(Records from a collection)
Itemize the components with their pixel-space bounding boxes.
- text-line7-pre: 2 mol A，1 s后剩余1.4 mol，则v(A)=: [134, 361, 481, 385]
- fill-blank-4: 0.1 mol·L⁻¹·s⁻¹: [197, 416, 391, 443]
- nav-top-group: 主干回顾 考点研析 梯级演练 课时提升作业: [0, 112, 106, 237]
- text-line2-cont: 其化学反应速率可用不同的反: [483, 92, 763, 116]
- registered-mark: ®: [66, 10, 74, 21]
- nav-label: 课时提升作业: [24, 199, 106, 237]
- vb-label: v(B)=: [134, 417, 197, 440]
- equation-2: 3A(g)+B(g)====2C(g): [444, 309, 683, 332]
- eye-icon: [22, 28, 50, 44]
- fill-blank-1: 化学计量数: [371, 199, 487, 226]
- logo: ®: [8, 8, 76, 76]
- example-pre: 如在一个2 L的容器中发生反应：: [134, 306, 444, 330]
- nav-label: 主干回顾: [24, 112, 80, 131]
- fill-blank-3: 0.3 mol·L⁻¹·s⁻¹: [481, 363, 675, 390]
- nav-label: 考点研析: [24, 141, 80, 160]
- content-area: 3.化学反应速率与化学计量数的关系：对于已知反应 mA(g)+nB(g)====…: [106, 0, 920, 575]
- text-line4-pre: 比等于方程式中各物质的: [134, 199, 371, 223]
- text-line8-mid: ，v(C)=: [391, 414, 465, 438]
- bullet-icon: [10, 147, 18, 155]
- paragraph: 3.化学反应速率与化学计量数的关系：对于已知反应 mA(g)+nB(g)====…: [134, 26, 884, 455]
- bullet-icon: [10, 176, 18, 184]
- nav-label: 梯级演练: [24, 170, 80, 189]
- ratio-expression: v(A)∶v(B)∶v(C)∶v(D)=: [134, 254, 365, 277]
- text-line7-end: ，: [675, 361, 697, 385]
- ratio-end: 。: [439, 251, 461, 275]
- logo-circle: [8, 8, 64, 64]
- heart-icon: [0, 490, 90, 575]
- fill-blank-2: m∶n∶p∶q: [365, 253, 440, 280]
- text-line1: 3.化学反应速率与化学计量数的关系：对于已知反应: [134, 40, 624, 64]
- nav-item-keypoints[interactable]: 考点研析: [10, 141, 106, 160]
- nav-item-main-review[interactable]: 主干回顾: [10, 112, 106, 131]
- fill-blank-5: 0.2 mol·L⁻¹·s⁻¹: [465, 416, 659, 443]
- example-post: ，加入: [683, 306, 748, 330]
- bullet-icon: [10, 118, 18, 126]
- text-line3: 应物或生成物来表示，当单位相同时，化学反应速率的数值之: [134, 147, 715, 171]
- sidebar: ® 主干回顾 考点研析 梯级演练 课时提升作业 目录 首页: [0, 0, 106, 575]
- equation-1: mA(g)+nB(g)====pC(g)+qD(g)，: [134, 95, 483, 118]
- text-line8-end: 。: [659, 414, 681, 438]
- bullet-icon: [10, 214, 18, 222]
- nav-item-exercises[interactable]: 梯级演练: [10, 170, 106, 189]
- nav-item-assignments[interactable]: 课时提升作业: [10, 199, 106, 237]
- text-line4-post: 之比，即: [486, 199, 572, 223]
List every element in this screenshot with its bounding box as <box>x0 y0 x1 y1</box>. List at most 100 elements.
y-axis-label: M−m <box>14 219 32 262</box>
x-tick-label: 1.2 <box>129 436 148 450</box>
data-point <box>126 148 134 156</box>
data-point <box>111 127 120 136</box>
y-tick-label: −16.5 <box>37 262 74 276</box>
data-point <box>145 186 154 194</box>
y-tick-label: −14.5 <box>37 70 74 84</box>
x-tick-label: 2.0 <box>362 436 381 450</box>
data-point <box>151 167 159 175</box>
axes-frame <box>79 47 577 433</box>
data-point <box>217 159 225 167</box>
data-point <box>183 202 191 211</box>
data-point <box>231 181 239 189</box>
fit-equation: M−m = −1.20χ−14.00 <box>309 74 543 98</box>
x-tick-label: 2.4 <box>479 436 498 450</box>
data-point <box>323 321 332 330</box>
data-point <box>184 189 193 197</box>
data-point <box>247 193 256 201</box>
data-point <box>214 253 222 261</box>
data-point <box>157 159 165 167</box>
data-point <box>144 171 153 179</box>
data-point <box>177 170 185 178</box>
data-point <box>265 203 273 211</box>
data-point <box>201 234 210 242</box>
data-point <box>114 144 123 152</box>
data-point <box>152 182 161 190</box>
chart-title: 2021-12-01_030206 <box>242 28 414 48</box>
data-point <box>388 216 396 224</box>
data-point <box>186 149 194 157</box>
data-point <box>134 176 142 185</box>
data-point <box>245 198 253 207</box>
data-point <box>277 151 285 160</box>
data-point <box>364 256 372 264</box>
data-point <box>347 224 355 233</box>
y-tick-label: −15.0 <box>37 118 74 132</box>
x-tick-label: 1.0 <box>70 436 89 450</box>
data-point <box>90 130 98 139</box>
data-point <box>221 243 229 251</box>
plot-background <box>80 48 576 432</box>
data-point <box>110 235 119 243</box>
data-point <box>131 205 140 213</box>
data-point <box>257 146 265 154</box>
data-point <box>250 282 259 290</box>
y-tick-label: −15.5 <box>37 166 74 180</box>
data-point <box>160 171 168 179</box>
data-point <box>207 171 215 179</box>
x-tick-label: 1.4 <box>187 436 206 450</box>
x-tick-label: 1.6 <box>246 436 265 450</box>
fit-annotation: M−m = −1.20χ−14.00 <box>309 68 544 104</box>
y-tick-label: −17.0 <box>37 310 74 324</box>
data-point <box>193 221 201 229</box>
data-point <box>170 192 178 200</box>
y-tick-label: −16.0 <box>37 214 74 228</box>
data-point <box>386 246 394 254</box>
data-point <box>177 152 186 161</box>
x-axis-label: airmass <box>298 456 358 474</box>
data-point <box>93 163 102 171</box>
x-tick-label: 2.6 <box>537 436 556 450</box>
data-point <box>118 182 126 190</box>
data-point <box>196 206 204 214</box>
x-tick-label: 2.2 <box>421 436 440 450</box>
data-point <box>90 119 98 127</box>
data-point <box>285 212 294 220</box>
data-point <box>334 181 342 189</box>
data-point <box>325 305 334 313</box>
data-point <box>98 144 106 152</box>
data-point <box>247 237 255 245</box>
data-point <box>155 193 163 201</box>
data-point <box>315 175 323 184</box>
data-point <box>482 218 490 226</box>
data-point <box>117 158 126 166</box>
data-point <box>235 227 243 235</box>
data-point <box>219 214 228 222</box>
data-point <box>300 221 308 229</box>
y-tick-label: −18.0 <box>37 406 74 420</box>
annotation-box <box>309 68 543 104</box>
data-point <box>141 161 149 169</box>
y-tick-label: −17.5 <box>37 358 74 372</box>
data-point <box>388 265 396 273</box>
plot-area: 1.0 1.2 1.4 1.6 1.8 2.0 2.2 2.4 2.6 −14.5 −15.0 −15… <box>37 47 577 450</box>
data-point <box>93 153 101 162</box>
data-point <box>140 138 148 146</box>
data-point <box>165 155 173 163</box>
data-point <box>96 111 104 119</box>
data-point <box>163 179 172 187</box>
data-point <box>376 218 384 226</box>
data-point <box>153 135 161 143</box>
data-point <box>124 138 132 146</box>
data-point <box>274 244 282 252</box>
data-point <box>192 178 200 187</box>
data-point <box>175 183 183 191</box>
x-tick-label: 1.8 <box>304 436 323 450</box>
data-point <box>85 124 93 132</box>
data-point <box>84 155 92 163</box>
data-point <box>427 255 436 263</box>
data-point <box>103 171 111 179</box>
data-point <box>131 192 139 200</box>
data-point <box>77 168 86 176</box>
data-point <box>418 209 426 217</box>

-- TO DO --
Write out the data word for word, starting at its first line and ending with the line that contains "- text-line2-cont: 其化学反应速率可用不同的反: [483, 92, 763, 116]".

-- OUTPUT BELOW --
Itemize the components with their pixel-space bounding boxes.
- text-line7-pre: 2 mol A，1 s后剩余1.4 mol，则v(A)=: [134, 361, 481, 385]
- fill-blank-4: 0.1 mol·L⁻¹·s⁻¹: [197, 416, 391, 443]
- nav-top-group: 主干回顾 考点研析 梯级演练 课时提升作业: [0, 112, 106, 237]
- text-line2-cont: 其化学反应速率可用不同的反: [483, 92, 763, 116]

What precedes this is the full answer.